Data excerpts:
....

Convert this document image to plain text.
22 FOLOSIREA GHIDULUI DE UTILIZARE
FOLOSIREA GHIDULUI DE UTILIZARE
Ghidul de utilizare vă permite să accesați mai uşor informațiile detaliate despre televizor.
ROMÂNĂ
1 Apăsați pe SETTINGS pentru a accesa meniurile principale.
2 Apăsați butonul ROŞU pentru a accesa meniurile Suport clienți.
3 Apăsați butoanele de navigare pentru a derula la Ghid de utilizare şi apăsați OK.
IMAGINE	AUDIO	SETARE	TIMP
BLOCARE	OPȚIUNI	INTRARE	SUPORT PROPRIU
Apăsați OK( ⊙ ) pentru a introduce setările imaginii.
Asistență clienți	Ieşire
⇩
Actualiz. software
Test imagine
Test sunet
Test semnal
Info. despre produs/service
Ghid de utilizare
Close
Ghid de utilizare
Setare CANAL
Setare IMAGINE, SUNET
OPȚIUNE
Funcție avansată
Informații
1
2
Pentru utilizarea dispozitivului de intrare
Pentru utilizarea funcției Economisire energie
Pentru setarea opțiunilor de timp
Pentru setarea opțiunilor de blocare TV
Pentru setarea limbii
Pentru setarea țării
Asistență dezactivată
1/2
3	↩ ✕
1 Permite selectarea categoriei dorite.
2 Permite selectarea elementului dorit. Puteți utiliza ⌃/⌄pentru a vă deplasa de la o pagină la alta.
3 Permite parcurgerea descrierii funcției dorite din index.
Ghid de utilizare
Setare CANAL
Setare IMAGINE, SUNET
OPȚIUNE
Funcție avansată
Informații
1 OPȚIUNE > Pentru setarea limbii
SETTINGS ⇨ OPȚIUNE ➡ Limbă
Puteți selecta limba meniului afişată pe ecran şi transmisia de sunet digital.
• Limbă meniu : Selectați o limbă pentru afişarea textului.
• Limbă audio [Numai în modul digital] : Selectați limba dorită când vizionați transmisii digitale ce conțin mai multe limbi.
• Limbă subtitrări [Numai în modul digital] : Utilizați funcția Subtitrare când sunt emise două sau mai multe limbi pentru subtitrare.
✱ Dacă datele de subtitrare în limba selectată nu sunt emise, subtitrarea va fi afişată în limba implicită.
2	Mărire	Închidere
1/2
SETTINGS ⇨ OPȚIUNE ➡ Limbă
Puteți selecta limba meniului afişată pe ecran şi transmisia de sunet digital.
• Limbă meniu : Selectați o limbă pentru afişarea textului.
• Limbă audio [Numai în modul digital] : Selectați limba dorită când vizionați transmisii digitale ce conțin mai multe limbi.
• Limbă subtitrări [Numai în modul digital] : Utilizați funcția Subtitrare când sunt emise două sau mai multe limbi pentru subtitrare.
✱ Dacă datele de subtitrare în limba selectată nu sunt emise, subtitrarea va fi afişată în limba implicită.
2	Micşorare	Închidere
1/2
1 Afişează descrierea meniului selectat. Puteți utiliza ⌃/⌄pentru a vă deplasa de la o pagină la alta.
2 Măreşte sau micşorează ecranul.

....

- **SET PROBLEM**
Determine how many lines include the string "Puteți". Give no answer but the number.

- **WRITTEN SOLUTION**
4